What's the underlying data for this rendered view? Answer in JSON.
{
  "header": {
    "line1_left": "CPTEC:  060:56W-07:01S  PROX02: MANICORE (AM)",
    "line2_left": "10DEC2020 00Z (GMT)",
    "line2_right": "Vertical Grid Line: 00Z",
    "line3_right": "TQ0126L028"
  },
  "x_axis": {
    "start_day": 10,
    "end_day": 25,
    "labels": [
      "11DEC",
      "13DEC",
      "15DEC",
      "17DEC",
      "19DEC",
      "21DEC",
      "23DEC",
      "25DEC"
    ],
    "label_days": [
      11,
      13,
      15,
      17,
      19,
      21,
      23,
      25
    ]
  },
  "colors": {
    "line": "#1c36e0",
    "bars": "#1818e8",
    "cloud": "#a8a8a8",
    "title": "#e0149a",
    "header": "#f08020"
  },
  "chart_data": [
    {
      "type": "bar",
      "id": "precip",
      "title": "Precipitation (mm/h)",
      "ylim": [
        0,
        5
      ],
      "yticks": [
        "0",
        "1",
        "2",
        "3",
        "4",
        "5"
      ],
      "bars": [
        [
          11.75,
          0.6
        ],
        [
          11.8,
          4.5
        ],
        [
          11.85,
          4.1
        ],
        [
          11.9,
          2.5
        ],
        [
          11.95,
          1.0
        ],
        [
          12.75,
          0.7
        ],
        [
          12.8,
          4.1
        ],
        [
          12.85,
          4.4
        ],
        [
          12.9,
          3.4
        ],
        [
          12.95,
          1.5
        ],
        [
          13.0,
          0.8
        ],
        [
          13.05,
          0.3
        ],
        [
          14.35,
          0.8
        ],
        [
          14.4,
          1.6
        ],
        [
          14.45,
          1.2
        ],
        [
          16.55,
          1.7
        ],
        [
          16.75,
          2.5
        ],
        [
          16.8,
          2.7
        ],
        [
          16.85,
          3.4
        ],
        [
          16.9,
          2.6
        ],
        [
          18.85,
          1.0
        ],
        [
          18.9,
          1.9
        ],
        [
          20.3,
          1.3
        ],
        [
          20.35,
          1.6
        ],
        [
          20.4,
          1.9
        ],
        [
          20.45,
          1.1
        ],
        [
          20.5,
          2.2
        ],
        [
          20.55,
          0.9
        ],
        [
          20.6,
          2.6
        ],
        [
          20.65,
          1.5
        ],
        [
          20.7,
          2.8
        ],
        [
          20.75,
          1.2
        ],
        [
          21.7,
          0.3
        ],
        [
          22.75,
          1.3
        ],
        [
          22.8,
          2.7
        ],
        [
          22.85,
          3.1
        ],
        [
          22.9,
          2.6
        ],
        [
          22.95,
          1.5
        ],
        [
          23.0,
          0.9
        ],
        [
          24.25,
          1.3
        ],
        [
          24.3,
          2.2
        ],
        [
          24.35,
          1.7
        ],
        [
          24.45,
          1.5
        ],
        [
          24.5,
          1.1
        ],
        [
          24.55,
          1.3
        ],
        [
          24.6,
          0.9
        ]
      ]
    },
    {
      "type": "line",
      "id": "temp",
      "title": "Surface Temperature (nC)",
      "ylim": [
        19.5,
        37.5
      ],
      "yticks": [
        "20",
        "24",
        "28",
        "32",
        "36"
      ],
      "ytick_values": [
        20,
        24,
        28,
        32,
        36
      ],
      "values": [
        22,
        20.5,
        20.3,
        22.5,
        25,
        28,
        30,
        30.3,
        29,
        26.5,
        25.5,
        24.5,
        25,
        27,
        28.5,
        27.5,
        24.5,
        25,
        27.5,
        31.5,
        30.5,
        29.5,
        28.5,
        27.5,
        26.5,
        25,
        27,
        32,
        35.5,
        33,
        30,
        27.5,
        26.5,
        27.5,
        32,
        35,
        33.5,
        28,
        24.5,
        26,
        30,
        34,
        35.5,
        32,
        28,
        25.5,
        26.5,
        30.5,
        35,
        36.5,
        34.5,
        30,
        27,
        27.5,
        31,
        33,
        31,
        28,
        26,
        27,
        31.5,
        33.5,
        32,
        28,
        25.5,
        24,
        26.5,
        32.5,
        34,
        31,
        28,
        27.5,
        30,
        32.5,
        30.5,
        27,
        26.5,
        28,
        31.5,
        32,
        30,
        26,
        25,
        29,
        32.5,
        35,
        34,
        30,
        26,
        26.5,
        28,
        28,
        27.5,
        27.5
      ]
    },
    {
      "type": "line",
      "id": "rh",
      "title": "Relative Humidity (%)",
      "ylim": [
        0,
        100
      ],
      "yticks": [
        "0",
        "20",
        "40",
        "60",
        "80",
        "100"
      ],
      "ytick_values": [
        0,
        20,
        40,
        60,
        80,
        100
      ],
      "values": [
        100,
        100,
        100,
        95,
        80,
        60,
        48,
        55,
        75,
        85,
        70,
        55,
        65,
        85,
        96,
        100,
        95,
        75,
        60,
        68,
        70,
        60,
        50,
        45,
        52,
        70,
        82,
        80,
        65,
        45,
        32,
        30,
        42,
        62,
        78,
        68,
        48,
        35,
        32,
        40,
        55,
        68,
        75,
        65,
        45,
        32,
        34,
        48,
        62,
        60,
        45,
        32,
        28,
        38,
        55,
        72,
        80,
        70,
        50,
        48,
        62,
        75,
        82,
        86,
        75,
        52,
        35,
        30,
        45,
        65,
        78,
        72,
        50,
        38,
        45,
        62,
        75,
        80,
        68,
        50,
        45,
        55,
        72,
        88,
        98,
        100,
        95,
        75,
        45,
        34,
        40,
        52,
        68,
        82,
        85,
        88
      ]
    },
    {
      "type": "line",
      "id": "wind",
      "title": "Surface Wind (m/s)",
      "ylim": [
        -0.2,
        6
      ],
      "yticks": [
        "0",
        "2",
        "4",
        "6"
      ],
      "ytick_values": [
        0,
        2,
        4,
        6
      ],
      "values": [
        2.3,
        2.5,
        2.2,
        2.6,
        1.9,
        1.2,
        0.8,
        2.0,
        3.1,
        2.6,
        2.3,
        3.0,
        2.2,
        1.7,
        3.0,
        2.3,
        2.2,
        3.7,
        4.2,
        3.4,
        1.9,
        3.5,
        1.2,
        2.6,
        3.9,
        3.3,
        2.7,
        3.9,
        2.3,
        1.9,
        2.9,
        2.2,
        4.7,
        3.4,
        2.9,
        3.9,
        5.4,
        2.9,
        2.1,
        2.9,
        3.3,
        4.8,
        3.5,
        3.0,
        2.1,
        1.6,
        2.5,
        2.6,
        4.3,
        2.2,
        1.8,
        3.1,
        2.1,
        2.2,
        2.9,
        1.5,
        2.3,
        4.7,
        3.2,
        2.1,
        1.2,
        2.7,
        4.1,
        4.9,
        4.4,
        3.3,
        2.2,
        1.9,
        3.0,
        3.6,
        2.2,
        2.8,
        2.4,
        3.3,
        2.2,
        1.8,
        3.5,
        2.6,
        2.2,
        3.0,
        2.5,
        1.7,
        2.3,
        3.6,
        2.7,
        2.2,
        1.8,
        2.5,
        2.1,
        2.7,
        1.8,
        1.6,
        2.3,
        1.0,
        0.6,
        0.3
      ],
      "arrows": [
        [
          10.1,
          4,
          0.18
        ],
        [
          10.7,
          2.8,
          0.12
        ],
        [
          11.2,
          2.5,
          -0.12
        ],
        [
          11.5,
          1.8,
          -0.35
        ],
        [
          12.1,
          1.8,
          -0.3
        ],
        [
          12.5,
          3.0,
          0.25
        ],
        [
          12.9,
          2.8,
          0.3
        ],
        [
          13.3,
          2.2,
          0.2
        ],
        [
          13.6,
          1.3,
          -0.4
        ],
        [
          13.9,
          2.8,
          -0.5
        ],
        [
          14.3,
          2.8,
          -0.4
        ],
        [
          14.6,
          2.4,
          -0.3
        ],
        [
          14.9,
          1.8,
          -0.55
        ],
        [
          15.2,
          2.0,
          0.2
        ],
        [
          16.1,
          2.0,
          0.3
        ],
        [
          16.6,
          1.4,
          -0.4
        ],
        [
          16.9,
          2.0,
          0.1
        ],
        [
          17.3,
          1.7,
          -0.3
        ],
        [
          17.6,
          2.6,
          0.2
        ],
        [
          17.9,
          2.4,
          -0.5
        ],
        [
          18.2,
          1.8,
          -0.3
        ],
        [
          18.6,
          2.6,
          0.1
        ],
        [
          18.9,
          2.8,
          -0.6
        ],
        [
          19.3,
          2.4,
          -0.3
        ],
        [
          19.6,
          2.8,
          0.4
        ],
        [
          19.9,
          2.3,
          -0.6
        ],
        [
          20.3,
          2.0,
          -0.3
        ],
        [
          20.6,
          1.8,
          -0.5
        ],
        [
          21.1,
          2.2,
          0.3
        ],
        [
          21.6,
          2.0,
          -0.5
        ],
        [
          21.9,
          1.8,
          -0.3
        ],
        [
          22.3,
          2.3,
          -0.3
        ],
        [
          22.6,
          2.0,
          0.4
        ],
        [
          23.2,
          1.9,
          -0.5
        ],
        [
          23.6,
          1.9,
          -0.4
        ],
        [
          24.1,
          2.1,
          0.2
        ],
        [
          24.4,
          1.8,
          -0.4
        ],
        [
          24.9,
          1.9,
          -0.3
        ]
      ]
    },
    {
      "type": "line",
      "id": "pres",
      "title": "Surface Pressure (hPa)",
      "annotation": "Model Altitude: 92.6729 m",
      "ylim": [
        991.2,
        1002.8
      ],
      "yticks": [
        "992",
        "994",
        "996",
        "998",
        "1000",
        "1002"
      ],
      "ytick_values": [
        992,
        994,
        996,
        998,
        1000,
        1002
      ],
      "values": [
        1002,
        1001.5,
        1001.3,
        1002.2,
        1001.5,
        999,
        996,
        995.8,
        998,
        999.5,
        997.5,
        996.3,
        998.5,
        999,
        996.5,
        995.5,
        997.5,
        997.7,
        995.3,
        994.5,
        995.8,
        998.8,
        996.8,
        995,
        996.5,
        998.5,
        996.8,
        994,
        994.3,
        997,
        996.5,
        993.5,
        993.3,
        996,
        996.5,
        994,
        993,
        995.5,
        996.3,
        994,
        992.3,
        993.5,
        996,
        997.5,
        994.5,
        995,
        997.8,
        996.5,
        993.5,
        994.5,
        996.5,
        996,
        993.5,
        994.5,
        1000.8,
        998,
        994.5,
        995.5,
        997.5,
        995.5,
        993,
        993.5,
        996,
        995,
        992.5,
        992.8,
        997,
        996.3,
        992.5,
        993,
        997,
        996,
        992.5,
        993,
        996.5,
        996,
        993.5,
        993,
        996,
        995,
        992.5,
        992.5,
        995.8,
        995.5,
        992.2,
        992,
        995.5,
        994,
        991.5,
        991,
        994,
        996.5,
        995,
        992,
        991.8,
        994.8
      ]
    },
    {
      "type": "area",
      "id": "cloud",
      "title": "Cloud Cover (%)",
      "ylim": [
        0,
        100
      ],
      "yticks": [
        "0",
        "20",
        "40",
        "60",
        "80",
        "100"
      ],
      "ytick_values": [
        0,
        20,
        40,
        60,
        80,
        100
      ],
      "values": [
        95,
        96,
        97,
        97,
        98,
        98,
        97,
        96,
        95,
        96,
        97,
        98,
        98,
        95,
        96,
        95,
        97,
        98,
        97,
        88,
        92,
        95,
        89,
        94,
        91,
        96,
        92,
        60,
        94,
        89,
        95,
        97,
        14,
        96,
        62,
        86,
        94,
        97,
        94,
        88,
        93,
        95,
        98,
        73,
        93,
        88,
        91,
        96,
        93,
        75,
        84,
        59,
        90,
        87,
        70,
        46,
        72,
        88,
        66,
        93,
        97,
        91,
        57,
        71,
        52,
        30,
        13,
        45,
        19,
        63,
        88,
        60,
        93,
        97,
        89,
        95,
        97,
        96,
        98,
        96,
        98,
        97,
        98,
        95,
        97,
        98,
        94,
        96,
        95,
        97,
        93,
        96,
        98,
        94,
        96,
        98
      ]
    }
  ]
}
____________
Task: From the listing above, copy all lines holding the word "Surface".

Response:
      "title": "Surface Temperature (nC)",
      "title": "Surface Wind (m/s)",
      "title": "Surface Pressure (hPa)",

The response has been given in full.